• [What the exercise asks] What lines of the data include the string "Россию"? Copy them all.
-- Begin Task input --
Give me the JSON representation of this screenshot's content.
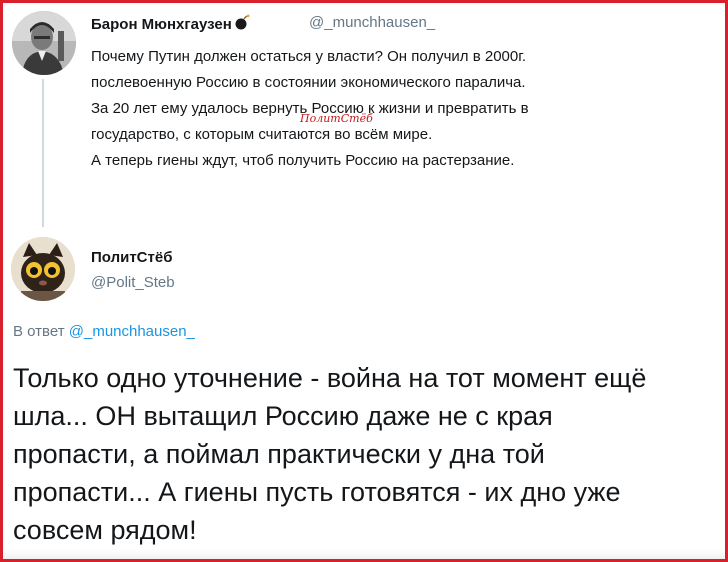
{
  "colors": {
    "frame": "#d9202a",
    "text": "#14171a",
    "muted": "#657786",
    "link": "#1b95e0",
    "watermark": "#c2181f"
  },
  "parent_tweet": {
    "author_name": "Барон Мюнхгаузен",
    "author_badge_icon": "bomb-icon",
    "author_handle": "@_munchhausen_",
    "lines": [
      "Почему Путин должен остаться у власти? Он получил в 2000г.",
      "послевоенную Россию в состоянии экономического паралича.",
      "За 20 лет ему удалось вернуть Россию к жизни и превратить в",
      "государство, с которым считаются во всём мире.",
      "А теперь гиены ждут, чтоб получить Россию на растерзание."
    ]
  },
  "watermark": "ПолитСтёб",
  "reply_tweet": {
    "author_name": "ПолитСтёб",
    "author_handle": "@Polit_Steb",
    "reply_prefix": "В ответ",
    "reply_to_handle": "@_munchhausen_",
    "lines": [
      "Только одно уточнение - война на тот момент ещё",
      "шла... ОН вытащил Россию даже не с края",
      "пропасти, а поймал практически у дна той",
      "пропасти... А гиены пусть готовятся - их дно уже",
      "совсем рядом!"
    ]
  }
}
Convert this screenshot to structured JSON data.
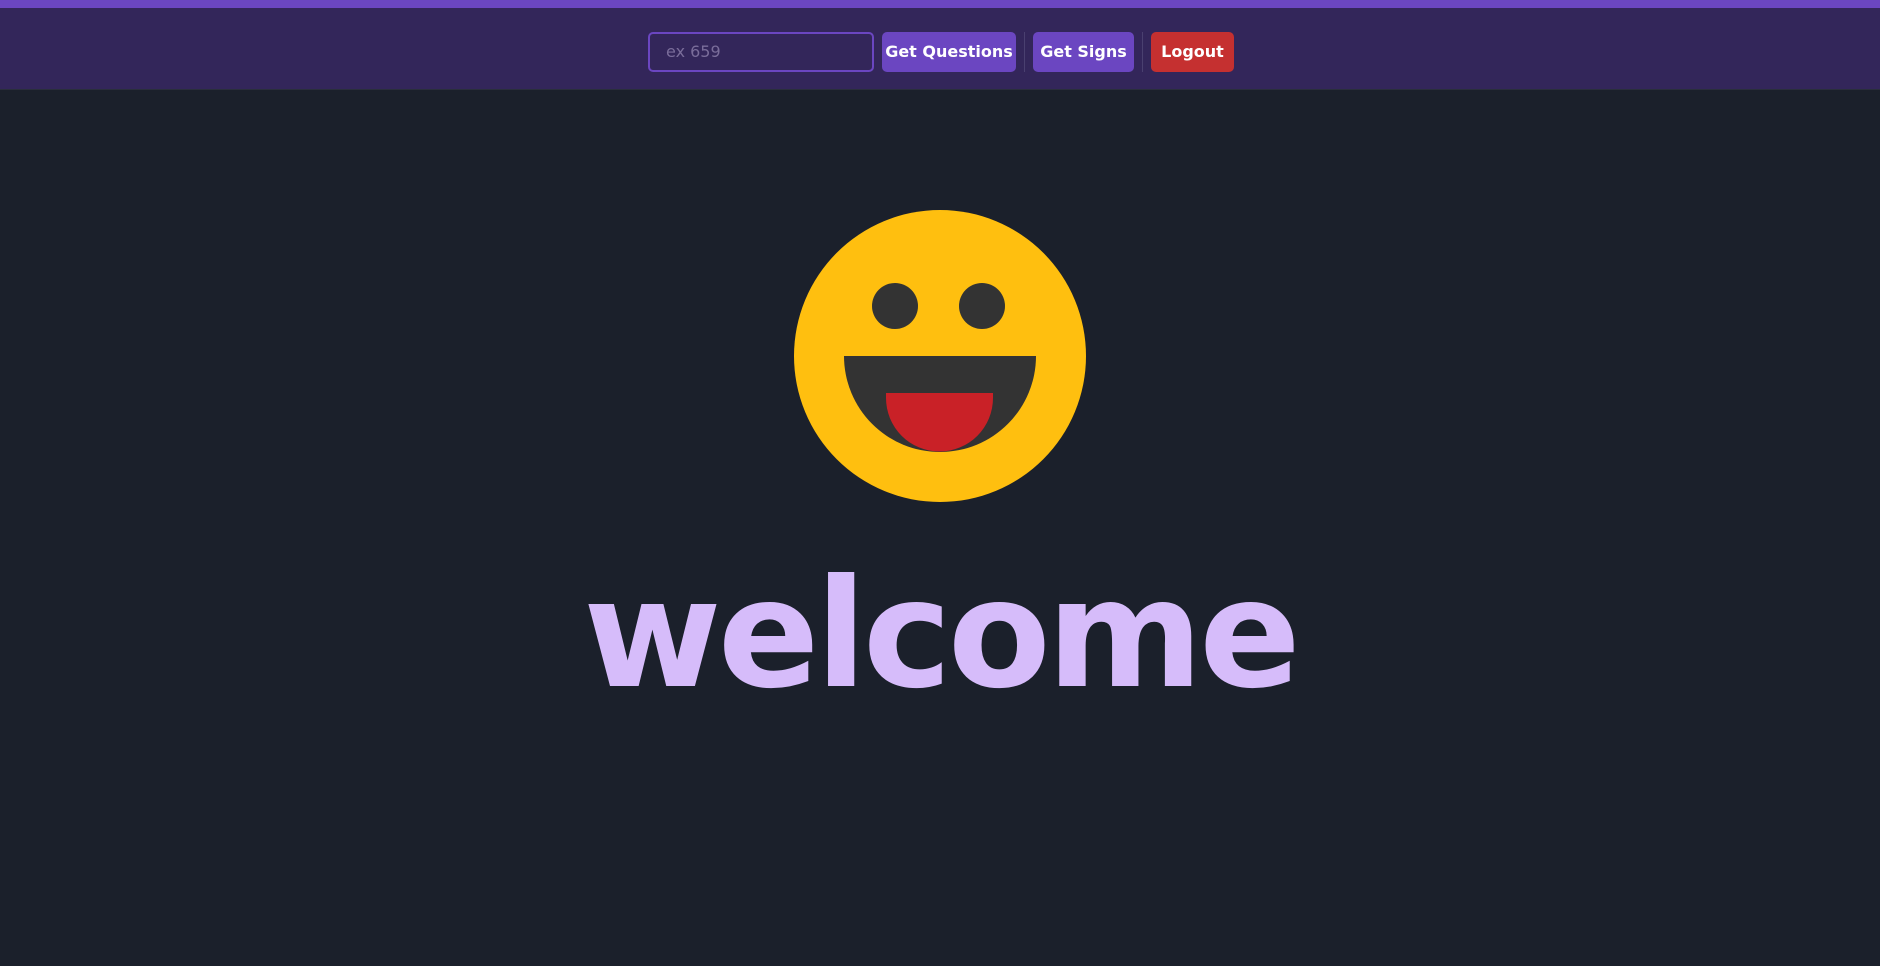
{
  "topbar": {
    "code_input": {
      "placeholder": "ex 659",
      "value": ""
    },
    "get_questions_label": "Get Questions",
    "get_signs_label": "Get Signs",
    "logout_label": "Logout"
  },
  "hero": {
    "icon": "grinning-face-icon",
    "title": "welcome"
  },
  "colors": {
    "background": "#1b202b",
    "topbar": "#33265a",
    "accent": "#6b46c1",
    "danger": "#c53030",
    "welcome_text": "#d6bcfa",
    "smiley_face": "#ffbf0f",
    "smiley_features": "#333333",
    "smiley_tongue": "#c92127"
  }
}
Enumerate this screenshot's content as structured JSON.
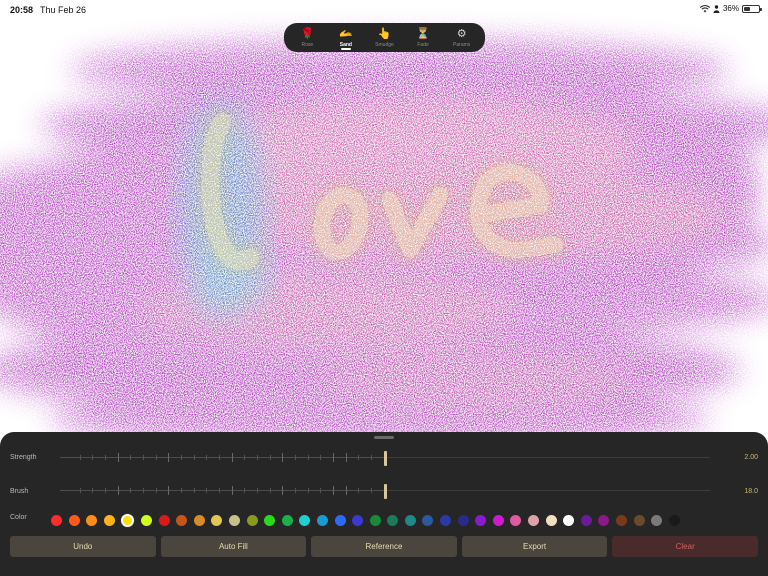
{
  "status": {
    "time": "20:58",
    "date": "Thu Feb 26",
    "battery": "36%"
  },
  "toolbar": {
    "tools": [
      {
        "label": "Rose",
        "icon": "🌹",
        "active": false
      },
      {
        "label": "Sand",
        "icon": "🫴",
        "active": true
      },
      {
        "label": "Smudge",
        "icon": "👆",
        "active": false
      },
      {
        "label": "Fade",
        "icon": "⏳",
        "active": false
      },
      {
        "label": "Params",
        "icon": "⚙",
        "active": false
      }
    ]
  },
  "canvas": {
    "description_text": "Love",
    "background_color": "#ffffff",
    "paint_color": "#a014b8",
    "text_color": "#e8dc7a"
  },
  "controls": {
    "strength": {
      "label": "Strength",
      "value": "2.00",
      "fraction": 0.5
    },
    "brush": {
      "label": "Brush",
      "value": "18.0",
      "fraction": 0.5
    },
    "color_label": "Color",
    "swatches": [
      "#ff2b2b",
      "#ff5a1a",
      "#ff8c1a",
      "#ffb21a",
      "#ffe000",
      "#ccff1a",
      "#d91a1a",
      "#c4561a",
      "#d98a2e",
      "#e0c850",
      "#c8c08a",
      "#8a9a1a",
      "#2bd91a",
      "#1ab04a",
      "#1ad0d0",
      "#1a9ad0",
      "#2b6aff",
      "#3a3ad0",
      "#1a8a3a",
      "#1a7a5a",
      "#1a8a8a",
      "#2b5a9a",
      "#2b3aa0",
      "#2b2a8a",
      "#8a1ad0",
      "#d01ad0",
      "#e05aa0",
      "#e0a0a8",
      "#f0e0c0",
      "#ffffff",
      "#6a1a9a",
      "#8a1a8a",
      "#7a3a1a",
      "#6a4a2a",
      "#7a7a7a",
      "#1a1a1a"
    ],
    "selected_swatch": 4
  },
  "buttons": {
    "undo": "Undo",
    "auto_fill": "Auto Fill",
    "reference": "Reference",
    "export": "Export",
    "clear": "Clear"
  }
}
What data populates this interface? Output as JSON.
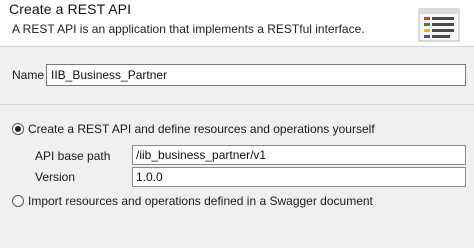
{
  "header": {
    "title": "Create a REST API",
    "description": "A REST API is an application that implements a RESTful interface.",
    "icon": "wizard-banner-icon"
  },
  "name_field": {
    "label": "Name",
    "value": "IIB_Business_Partner"
  },
  "options": {
    "define_yourself": {
      "label": "Create a REST API and define resources and operations yourself",
      "selected": true
    },
    "import_swagger": {
      "label": "Import resources and operations defined in a Swagger document",
      "selected": false
    }
  },
  "base_path": {
    "label": "API base path",
    "value": "/iib_business_partner/v1"
  },
  "version": {
    "label": "Version",
    "value": "1.0.0"
  }
}
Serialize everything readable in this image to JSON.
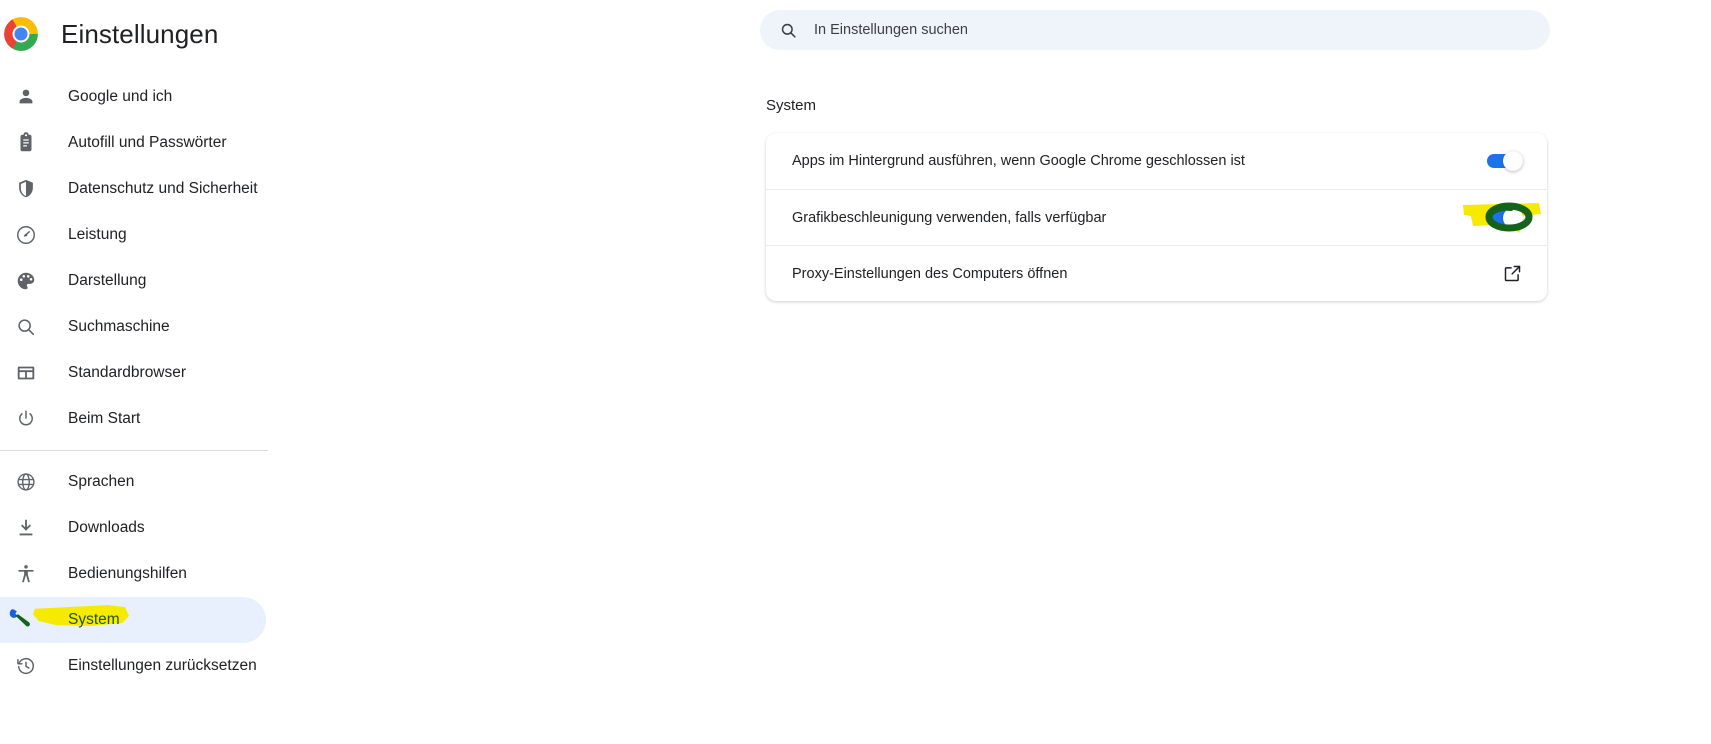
{
  "app": {
    "title": "Einstellungen",
    "logo_icon": "chrome-logo"
  },
  "sidebar": {
    "items": [
      {
        "label": "Google und ich",
        "icon": "person-icon",
        "selected": false
      },
      {
        "label": "Autofill und Passwörter",
        "icon": "clipboard-icon",
        "selected": false
      },
      {
        "label": "Datenschutz und Sicherheit",
        "icon": "shield-icon",
        "selected": false
      },
      {
        "label": "Leistung",
        "icon": "speedometer-icon",
        "selected": false
      },
      {
        "label": "Darstellung",
        "icon": "palette-icon",
        "selected": false
      },
      {
        "label": "Suchmaschine",
        "icon": "search-icon",
        "selected": false
      },
      {
        "label": "Standardbrowser",
        "icon": "browser-window-icon",
        "selected": false
      },
      {
        "label": "Beim Start",
        "icon": "power-icon",
        "selected": false
      },
      {
        "label": "Sprachen",
        "icon": "globe-icon",
        "selected": false
      },
      {
        "label": "Downloads",
        "icon": "download-icon",
        "selected": false
      },
      {
        "label": "Bedienungshilfen",
        "icon": "accessibility-icon",
        "selected": false
      },
      {
        "label": "System",
        "icon": "wrench-icon",
        "selected": true
      },
      {
        "label": "Einstellungen zurücksetzen",
        "icon": "history-restore-icon",
        "selected": false
      }
    ]
  },
  "search": {
    "placeholder": "In Einstellungen suchen",
    "value": "",
    "icon": "search-icon"
  },
  "main": {
    "section_title": "System",
    "rows": [
      {
        "label": "Apps im Hintergrund ausführen, wenn Google Chrome geschlossen ist",
        "control": "toggle",
        "state": "on",
        "highlighted": false
      },
      {
        "label": "Grafikbeschleunigung verwenden, falls verfügbar",
        "control": "toggle",
        "state": "on",
        "highlighted": true
      },
      {
        "label": "Proxy-Einstellungen des Computers öffnen",
        "control": "external-link-icon",
        "state": "",
        "highlighted": false
      }
    ]
  },
  "annotations": {
    "highlight_color": "#f5ea00",
    "pen_color": "#15621a",
    "pen_blue": "#1a62d8",
    "marked_sidebar_item": "System",
    "marked_row": "Grafikbeschleunigung verwenden, falls verfügbar"
  },
  "colors": {
    "accent": "#1a73e8",
    "selected_nav_bg": "#e8f0fe",
    "search_bg": "#eff3fa",
    "text": "#202124",
    "icon": "#5f6368",
    "divider": "#dadce0"
  }
}
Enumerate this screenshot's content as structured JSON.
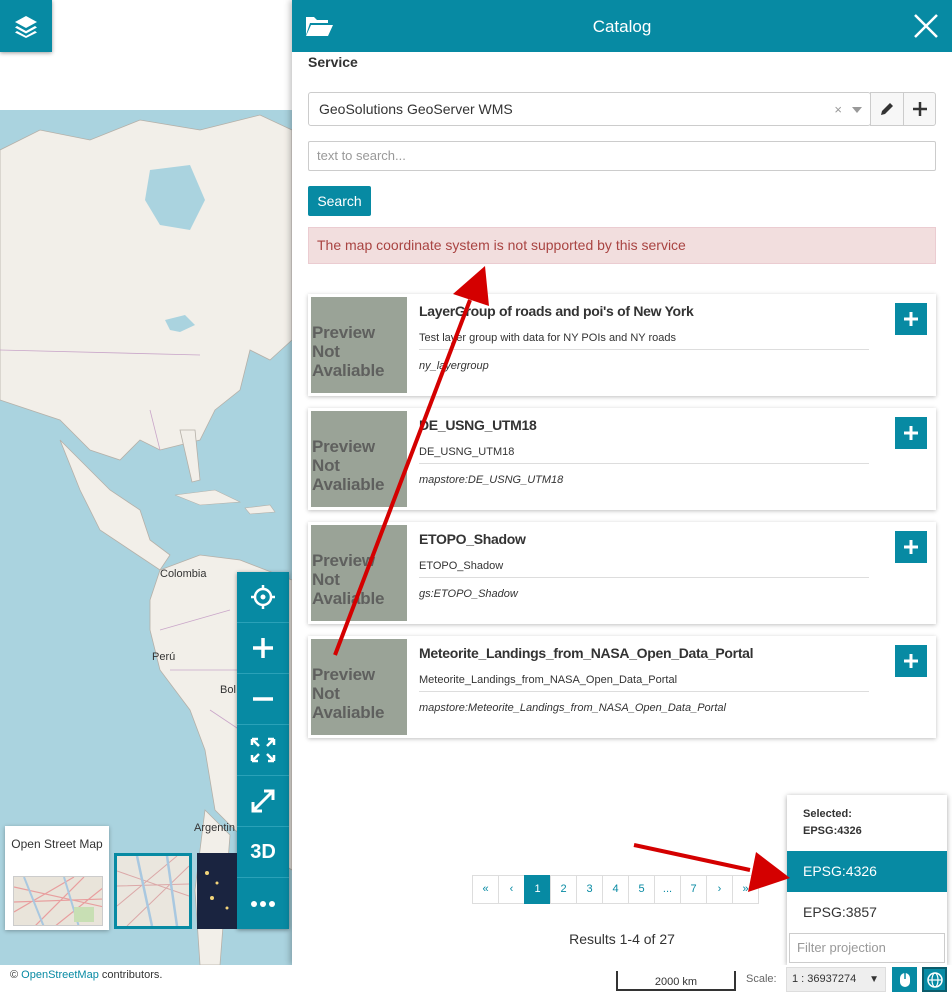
-- End Task input --
• [Result of this exercise]
      "послевоенную Россию в состоянии экономического паралича.",
      "За 20 лет ему удалось вернуть Россию к жизни и превратить в",
      "А теперь гиены ждут, чтоб получить Россию на растерзание."
      "шла... ОН вытащил Россию даже не с края",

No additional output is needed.